[Collected data entries]
== == ==
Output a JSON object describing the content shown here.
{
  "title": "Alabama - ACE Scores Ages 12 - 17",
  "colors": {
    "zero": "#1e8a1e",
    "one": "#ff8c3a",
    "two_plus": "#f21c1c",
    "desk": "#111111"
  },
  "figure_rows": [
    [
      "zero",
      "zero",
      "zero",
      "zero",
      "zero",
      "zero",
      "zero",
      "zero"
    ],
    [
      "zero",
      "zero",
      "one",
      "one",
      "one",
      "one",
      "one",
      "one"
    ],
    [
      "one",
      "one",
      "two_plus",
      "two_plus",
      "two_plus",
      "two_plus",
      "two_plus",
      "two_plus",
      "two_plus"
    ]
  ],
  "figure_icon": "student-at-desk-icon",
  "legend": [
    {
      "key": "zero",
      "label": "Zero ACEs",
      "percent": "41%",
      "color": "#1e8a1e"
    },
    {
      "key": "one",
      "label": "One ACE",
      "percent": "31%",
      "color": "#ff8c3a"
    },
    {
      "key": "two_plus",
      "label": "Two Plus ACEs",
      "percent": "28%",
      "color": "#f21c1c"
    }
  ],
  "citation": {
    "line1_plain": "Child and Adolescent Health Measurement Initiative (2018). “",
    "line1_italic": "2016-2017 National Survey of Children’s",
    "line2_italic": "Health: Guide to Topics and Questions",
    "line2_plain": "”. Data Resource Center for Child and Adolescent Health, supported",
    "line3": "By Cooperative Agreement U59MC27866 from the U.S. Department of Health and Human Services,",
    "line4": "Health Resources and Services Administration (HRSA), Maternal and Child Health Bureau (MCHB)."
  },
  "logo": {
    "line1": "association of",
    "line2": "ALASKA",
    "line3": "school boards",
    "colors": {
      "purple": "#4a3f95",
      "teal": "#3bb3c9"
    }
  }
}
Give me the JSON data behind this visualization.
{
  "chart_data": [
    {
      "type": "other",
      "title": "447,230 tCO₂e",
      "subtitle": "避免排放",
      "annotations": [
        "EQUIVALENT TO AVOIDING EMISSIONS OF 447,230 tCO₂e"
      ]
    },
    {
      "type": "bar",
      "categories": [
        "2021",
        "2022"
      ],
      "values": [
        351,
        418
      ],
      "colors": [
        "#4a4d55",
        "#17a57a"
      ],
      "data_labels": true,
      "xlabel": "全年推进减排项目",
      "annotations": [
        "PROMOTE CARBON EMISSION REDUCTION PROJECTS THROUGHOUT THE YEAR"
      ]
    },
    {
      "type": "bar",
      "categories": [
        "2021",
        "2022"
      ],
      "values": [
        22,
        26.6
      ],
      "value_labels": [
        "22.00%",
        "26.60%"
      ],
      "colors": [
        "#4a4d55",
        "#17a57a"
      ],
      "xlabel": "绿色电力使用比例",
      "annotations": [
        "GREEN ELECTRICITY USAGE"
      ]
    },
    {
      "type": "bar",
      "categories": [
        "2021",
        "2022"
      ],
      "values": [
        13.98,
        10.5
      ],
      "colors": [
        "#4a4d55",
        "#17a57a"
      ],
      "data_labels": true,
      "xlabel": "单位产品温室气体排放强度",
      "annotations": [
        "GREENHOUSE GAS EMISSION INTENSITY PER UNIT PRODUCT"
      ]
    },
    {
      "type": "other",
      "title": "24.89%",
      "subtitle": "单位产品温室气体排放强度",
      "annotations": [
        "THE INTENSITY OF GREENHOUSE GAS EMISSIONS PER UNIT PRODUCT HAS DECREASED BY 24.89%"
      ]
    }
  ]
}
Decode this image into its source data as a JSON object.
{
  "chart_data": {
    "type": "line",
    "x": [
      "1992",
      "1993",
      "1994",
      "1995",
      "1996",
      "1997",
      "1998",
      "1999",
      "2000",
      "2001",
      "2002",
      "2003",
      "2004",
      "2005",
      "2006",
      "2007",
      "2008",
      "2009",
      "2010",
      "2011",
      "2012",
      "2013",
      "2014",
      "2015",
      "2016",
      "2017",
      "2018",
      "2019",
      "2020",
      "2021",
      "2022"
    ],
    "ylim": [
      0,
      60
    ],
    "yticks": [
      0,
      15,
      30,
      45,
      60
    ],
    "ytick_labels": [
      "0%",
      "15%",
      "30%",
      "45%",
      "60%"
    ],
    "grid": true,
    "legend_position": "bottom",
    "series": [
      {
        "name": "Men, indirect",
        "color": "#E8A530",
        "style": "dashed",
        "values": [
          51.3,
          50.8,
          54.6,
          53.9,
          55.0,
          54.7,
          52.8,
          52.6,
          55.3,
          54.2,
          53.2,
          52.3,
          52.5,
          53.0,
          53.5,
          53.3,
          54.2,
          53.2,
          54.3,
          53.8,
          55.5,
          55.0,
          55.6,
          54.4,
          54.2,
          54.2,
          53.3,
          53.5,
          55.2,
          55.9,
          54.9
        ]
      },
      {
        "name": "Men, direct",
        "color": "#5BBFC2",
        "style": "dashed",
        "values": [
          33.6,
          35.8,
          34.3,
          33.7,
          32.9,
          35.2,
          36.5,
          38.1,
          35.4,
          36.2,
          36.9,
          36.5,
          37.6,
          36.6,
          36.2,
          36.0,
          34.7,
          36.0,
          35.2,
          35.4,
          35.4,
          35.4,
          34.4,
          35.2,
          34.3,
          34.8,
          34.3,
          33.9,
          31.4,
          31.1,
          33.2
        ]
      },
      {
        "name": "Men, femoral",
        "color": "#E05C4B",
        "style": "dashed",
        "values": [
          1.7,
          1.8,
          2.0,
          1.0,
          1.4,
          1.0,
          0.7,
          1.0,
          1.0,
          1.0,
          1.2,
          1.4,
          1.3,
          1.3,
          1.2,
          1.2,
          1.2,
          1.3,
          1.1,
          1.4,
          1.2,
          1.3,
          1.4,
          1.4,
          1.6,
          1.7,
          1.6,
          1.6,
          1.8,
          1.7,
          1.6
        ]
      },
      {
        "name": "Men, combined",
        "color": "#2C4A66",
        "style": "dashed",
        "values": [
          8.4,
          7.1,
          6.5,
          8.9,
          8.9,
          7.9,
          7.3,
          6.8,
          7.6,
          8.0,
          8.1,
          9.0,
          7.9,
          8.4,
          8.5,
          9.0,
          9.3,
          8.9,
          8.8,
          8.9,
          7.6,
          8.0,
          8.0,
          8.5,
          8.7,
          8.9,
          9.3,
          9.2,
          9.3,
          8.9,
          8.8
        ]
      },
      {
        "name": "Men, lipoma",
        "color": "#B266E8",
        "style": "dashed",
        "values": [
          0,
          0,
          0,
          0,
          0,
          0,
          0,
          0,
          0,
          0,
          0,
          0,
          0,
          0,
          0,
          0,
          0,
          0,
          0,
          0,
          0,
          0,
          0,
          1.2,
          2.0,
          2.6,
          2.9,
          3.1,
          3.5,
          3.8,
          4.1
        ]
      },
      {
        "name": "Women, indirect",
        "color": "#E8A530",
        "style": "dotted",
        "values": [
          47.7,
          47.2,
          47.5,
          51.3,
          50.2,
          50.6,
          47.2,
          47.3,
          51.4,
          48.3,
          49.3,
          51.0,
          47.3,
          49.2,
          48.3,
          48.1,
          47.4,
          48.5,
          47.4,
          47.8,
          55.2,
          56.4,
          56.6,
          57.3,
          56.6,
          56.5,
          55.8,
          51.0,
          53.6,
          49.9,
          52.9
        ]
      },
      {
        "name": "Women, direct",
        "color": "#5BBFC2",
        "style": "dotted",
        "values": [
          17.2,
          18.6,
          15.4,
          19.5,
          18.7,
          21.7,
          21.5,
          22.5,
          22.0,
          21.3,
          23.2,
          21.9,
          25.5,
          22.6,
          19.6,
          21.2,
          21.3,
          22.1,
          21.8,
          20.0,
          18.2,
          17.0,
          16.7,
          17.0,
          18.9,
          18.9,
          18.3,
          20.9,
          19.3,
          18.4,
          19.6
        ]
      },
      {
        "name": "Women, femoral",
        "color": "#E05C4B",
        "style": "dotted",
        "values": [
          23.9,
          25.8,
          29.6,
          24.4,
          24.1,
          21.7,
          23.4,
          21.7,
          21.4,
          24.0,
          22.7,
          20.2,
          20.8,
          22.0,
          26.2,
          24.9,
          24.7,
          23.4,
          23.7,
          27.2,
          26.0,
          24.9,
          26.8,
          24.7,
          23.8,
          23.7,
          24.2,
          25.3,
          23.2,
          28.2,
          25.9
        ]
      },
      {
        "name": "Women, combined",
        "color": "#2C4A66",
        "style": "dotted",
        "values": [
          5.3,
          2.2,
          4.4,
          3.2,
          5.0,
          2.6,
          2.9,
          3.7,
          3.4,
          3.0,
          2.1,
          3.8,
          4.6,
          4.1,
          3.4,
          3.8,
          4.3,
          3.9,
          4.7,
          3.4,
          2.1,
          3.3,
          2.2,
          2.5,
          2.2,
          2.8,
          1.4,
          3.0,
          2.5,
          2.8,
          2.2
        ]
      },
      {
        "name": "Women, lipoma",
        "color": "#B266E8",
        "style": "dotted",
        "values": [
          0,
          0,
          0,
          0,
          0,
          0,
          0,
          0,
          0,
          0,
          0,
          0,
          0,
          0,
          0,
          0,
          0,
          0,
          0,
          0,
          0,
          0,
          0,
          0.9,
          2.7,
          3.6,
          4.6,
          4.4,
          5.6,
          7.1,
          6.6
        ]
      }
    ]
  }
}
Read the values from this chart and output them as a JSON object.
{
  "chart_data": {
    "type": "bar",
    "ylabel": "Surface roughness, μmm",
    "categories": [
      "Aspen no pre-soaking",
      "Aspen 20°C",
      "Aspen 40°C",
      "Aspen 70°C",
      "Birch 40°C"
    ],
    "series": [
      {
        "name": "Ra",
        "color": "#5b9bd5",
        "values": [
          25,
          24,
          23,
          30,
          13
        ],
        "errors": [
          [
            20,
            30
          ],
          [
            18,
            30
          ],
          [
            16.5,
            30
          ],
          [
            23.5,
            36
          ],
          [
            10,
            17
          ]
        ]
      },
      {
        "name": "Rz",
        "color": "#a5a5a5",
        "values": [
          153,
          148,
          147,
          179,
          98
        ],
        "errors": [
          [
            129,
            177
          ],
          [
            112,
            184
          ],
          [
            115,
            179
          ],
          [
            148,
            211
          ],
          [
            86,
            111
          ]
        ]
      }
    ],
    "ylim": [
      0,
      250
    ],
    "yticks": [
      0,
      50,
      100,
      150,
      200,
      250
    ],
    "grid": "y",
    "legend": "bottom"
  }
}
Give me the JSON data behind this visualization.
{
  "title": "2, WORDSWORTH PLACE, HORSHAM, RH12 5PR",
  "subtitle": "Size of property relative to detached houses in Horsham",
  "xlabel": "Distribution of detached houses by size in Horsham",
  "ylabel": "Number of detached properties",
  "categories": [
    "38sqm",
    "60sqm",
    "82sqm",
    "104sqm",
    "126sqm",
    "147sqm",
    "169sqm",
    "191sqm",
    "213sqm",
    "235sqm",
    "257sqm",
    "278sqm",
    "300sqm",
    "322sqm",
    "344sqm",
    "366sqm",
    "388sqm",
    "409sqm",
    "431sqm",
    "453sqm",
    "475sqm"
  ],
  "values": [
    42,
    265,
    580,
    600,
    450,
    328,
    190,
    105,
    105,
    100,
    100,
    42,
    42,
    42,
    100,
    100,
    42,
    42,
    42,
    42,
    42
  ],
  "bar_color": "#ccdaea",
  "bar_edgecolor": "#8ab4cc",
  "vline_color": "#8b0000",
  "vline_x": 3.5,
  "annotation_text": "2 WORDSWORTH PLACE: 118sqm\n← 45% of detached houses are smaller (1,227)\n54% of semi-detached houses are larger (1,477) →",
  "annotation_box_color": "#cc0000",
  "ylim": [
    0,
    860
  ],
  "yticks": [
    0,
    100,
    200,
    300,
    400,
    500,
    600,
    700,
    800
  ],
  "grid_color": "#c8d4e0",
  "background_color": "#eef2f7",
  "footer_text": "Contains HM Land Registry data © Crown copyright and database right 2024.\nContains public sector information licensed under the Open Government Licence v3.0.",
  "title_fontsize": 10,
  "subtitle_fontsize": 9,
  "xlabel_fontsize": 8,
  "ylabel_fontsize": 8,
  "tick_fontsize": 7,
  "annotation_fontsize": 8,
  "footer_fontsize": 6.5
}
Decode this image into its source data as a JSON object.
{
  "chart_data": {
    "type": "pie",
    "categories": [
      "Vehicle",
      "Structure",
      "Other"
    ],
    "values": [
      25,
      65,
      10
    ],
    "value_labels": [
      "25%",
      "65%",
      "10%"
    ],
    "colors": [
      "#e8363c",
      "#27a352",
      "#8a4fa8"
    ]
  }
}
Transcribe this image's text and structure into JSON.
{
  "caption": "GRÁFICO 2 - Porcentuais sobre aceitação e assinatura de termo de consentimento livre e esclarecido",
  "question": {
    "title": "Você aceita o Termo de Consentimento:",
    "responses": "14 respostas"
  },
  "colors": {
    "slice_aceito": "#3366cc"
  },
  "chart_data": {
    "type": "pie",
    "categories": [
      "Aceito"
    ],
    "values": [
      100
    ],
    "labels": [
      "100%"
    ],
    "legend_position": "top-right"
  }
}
== == ==
- [Instructions to follow]:
What is the number of lines in the listing above that contain the string "Women"? Give only the number.

- [Result of the exercise]:
5